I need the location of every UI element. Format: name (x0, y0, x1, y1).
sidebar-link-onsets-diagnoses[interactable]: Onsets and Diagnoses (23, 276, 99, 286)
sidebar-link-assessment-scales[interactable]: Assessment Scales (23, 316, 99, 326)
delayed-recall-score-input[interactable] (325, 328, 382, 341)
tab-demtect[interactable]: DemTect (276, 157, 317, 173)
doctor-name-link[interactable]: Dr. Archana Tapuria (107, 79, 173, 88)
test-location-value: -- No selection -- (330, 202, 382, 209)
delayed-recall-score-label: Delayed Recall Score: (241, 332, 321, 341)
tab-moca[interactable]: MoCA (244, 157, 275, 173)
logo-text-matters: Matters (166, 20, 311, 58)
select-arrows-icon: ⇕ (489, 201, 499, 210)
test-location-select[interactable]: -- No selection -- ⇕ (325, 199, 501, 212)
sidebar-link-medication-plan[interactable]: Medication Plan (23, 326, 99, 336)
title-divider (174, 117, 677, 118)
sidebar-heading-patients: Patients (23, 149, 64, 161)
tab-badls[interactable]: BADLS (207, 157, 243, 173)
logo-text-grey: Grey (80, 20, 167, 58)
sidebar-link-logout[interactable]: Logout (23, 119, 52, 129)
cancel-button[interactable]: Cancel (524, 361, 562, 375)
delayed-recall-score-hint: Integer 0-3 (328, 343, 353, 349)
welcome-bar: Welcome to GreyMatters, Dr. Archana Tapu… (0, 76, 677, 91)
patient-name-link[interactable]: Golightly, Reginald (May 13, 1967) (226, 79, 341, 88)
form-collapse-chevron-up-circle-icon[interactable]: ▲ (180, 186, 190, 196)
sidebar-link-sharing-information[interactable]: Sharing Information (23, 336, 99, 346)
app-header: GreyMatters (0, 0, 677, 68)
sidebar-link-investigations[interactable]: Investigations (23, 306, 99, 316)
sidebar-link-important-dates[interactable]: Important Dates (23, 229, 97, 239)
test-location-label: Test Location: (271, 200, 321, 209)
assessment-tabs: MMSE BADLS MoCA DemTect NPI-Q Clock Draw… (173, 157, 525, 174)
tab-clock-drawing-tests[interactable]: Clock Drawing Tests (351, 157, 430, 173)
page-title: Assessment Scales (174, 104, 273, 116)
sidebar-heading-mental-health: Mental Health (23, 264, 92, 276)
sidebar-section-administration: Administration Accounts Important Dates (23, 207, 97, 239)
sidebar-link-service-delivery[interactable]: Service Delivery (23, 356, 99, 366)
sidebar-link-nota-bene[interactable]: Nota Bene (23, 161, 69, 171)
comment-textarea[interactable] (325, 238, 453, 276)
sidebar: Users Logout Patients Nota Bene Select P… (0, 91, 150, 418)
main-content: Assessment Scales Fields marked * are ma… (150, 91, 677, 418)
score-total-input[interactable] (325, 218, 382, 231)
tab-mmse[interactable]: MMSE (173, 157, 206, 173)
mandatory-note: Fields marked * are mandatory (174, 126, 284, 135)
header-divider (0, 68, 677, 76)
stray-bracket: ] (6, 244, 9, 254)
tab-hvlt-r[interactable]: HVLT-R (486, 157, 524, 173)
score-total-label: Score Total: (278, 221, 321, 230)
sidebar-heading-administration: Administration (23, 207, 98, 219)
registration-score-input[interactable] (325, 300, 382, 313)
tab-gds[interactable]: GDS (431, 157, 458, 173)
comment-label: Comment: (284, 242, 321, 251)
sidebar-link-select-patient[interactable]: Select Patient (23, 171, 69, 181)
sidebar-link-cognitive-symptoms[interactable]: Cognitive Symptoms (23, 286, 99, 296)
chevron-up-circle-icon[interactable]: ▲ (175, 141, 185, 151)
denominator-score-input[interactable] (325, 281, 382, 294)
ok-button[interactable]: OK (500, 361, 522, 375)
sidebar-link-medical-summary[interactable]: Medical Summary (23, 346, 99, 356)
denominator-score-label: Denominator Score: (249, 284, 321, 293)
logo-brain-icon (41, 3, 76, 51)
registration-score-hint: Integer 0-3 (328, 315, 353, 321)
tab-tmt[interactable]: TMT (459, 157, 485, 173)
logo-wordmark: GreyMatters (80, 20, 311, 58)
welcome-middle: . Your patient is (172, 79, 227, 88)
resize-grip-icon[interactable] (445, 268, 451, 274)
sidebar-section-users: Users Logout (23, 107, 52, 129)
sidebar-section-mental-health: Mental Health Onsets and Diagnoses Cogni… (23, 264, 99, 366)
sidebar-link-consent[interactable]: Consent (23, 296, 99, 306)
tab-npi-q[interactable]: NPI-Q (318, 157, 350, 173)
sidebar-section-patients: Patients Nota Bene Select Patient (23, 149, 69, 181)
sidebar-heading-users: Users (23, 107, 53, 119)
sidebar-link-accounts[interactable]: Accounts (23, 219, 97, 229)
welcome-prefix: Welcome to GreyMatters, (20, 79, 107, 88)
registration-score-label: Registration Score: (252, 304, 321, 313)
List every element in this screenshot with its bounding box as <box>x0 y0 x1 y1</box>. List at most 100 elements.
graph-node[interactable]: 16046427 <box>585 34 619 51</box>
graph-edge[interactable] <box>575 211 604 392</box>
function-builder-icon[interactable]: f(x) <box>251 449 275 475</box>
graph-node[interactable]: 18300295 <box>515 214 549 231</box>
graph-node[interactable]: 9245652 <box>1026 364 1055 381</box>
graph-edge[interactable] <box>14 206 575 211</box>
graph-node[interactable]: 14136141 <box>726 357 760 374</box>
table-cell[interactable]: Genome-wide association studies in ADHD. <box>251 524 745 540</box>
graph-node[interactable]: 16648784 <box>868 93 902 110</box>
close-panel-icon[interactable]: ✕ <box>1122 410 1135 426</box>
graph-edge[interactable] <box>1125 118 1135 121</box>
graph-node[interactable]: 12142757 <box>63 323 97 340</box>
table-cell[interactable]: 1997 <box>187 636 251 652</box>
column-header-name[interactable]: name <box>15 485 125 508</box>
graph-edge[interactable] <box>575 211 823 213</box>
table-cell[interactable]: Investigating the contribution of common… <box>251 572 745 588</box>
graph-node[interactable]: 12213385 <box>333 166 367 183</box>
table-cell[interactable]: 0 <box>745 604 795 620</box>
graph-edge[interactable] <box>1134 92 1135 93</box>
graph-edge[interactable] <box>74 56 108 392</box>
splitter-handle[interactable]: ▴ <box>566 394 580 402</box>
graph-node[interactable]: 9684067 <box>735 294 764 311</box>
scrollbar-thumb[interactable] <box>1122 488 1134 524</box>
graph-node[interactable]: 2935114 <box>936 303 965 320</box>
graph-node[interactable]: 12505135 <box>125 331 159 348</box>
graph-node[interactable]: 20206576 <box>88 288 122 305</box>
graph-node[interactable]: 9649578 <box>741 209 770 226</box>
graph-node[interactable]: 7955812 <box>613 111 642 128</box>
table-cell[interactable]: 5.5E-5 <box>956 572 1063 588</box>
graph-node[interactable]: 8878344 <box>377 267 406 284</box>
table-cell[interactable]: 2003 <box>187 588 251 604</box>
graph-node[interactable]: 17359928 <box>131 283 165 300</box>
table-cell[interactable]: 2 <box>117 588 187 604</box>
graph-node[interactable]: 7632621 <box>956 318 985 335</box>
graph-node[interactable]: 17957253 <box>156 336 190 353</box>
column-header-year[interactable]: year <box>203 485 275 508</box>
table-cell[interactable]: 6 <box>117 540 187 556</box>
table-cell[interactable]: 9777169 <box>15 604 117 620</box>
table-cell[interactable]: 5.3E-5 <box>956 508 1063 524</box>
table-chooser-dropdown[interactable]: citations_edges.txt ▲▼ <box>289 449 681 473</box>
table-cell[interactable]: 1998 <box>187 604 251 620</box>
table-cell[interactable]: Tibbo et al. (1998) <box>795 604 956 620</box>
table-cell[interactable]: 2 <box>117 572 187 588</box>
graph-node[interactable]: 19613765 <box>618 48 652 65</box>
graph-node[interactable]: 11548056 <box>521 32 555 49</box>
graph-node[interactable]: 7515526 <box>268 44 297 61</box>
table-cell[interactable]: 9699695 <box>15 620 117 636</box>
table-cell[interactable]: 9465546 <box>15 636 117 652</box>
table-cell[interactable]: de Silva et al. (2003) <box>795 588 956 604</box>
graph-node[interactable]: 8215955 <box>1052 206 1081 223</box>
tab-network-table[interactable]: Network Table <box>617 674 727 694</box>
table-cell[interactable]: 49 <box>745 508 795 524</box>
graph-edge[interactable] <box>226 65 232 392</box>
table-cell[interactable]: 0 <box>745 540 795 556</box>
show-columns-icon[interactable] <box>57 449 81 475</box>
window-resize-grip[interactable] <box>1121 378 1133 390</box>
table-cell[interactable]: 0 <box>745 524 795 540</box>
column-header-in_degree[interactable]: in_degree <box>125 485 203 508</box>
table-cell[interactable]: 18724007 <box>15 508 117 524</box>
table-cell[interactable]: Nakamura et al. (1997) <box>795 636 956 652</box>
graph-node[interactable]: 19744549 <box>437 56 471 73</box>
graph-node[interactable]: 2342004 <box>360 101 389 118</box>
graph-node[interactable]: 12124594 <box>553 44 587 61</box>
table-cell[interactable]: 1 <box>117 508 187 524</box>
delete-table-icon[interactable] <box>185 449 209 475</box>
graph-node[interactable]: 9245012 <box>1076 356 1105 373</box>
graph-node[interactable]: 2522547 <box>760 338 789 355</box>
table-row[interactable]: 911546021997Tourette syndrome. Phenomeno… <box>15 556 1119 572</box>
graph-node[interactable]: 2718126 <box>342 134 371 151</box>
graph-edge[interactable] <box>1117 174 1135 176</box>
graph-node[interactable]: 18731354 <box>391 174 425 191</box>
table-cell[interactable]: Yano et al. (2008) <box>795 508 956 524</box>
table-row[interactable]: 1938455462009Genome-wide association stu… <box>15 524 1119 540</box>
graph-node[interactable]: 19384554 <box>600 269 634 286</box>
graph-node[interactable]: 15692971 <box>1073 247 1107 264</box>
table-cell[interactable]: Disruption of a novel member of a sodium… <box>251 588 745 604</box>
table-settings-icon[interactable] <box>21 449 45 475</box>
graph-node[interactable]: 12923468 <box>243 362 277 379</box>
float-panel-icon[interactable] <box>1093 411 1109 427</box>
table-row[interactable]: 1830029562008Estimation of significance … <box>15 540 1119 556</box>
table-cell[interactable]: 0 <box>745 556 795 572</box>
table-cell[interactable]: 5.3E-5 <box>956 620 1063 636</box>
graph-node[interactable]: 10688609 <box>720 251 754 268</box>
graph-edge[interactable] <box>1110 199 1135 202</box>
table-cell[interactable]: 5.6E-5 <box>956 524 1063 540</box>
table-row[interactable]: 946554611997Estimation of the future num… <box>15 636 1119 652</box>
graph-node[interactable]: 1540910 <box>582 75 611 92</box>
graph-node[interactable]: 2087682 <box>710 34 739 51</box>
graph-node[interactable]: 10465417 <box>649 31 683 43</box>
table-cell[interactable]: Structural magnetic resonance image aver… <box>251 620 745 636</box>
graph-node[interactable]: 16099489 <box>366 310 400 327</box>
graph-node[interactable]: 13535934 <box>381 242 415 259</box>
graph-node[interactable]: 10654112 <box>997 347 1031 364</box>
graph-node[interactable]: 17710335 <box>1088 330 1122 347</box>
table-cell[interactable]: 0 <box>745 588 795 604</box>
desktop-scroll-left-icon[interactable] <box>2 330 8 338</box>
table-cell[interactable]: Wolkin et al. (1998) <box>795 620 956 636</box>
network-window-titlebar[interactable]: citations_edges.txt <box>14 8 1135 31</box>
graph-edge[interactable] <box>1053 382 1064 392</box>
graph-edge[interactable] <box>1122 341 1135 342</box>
=-=-=-=-=
### [What you need to do]
Every line above that includes the string "GreyMatters" needs to be copied.

### [Response to this exercise]
welcome-bar: Welcome to GreyMatters, Dr. Archana Tapu… (0, 76, 677, 91)
app-header: GreyMatters (0, 0, 677, 68)
logo-wordmark: GreyMatters (80, 20, 311, 58)
welcome-prefix: Welcome to GreyMatters, (20, 79, 107, 88)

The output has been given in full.